(Dataset items)
* begin *
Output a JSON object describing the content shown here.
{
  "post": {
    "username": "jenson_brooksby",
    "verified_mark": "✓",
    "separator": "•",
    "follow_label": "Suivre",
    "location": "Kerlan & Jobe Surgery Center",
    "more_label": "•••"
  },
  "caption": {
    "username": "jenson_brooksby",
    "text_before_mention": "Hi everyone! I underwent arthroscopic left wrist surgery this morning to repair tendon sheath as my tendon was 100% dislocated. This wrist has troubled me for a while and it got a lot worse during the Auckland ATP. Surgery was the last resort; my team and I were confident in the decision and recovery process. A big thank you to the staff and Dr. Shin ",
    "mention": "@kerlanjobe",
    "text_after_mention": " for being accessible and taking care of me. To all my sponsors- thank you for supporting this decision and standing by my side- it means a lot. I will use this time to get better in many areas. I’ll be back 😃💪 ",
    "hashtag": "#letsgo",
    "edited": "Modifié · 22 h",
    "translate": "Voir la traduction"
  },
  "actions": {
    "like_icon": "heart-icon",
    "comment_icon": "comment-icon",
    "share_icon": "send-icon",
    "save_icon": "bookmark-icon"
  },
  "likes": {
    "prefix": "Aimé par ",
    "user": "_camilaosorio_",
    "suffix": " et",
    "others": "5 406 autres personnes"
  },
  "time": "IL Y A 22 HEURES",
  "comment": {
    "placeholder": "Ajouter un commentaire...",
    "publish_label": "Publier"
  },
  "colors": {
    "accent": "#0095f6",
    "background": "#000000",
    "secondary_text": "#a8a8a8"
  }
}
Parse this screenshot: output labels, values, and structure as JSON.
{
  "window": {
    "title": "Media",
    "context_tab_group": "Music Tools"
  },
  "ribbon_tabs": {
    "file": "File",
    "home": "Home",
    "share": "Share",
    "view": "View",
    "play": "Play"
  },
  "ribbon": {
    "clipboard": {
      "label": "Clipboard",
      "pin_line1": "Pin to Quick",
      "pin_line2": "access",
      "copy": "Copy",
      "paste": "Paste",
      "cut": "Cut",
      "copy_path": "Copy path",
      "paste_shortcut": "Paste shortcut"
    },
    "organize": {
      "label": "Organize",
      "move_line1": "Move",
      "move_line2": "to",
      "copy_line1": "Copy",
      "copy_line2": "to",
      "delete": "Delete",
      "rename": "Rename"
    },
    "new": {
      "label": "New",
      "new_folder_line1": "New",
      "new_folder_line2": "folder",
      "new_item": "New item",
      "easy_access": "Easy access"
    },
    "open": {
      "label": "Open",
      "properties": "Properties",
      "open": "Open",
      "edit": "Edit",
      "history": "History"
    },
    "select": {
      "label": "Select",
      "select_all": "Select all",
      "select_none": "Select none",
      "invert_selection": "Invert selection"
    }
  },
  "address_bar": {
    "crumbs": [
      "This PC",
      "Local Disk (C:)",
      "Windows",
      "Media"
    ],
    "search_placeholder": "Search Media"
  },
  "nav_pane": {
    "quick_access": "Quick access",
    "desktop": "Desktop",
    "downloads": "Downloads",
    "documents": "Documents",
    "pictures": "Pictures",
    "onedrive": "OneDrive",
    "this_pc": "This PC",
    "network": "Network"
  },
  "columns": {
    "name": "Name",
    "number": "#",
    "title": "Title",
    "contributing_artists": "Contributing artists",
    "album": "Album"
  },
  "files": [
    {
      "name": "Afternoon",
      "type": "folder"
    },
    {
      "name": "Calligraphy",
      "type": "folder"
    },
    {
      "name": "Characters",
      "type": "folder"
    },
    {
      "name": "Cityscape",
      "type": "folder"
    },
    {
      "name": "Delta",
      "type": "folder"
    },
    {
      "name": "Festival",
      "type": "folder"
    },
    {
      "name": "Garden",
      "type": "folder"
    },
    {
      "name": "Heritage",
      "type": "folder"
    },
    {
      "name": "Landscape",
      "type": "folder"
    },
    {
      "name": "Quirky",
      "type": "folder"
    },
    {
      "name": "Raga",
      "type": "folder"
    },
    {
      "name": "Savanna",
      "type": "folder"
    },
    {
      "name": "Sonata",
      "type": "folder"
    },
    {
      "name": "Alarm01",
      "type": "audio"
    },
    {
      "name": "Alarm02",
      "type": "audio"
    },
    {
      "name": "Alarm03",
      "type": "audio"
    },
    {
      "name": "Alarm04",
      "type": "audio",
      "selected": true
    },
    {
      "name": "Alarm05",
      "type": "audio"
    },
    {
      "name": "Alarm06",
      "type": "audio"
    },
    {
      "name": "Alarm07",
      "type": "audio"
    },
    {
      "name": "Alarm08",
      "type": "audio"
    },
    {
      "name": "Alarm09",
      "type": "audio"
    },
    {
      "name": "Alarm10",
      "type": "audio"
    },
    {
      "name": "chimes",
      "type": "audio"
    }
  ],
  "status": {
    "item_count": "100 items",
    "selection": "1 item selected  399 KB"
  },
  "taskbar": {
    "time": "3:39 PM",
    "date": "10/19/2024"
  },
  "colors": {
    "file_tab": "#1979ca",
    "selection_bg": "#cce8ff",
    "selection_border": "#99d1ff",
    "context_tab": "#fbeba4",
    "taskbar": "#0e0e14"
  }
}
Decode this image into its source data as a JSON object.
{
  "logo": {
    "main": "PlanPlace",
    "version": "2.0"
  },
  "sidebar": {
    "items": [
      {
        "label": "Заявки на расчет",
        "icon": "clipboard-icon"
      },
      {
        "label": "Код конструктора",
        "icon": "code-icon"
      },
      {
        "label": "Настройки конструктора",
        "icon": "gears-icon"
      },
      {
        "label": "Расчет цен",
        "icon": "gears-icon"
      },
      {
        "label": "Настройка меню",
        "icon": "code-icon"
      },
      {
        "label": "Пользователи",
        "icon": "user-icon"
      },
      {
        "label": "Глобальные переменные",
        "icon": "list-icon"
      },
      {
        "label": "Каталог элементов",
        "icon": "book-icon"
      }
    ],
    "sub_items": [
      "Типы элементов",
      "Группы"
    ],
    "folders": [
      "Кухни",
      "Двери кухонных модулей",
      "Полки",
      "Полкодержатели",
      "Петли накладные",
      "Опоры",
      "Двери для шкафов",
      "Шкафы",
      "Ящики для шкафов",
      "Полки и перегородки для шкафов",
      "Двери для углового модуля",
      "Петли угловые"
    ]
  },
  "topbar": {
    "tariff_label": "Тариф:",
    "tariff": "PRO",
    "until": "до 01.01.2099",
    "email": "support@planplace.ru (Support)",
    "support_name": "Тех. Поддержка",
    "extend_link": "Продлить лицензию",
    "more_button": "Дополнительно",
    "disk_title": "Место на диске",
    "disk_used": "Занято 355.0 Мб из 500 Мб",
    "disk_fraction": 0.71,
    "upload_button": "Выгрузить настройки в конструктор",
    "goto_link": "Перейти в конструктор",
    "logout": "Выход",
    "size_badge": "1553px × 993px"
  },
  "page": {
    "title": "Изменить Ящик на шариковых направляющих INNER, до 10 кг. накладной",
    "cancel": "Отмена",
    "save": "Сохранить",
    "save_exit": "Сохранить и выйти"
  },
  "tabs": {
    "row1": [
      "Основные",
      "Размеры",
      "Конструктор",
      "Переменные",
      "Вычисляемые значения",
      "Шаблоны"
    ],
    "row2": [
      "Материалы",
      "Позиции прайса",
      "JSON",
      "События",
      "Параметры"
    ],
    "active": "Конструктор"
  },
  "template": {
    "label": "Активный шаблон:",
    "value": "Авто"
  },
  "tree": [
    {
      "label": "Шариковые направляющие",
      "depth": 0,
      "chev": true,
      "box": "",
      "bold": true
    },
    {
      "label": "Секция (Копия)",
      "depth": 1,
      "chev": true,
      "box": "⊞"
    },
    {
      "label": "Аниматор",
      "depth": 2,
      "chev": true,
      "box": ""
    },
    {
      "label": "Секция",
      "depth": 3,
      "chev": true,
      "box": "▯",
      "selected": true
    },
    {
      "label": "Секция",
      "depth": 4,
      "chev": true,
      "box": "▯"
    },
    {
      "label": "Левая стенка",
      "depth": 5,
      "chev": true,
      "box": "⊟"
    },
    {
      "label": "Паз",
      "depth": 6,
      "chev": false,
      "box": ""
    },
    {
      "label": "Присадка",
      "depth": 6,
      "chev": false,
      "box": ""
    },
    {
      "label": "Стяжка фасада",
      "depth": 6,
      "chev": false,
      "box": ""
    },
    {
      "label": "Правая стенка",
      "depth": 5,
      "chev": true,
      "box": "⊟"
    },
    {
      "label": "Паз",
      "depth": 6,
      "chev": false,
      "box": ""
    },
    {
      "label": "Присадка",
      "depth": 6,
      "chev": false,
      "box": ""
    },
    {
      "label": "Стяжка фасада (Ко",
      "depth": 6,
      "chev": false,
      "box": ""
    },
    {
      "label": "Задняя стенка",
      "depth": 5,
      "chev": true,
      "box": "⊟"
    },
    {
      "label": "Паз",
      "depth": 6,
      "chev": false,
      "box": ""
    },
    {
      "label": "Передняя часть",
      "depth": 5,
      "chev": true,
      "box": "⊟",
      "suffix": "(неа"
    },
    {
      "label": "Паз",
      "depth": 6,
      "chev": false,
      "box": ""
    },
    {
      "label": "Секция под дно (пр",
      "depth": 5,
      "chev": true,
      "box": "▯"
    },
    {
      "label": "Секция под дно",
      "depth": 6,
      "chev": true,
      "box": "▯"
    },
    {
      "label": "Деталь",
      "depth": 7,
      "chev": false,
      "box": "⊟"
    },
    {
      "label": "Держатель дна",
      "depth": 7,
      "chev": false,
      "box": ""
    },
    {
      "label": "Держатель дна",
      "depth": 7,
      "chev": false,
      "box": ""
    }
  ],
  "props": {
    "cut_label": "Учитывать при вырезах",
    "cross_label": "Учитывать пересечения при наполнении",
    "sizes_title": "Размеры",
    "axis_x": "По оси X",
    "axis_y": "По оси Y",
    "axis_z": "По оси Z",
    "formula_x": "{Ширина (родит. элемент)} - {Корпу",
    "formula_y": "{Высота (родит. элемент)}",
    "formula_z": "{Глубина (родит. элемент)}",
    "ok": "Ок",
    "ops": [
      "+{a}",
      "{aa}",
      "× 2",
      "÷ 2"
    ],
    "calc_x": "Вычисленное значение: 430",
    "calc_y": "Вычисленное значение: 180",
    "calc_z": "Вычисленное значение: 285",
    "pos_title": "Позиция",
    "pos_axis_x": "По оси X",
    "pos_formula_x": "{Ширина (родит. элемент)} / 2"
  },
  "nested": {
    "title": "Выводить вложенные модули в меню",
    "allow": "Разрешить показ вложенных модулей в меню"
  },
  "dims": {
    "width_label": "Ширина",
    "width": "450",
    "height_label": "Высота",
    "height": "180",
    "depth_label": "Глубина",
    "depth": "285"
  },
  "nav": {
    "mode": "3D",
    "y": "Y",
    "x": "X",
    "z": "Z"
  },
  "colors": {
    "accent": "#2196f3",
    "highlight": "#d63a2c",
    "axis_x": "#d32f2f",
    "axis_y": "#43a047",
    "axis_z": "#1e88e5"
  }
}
* end *
SHORT EXERCISE. Of the lines above, how many contain the string "object"? Only the number is required.

RESULT OF THE TASK. 2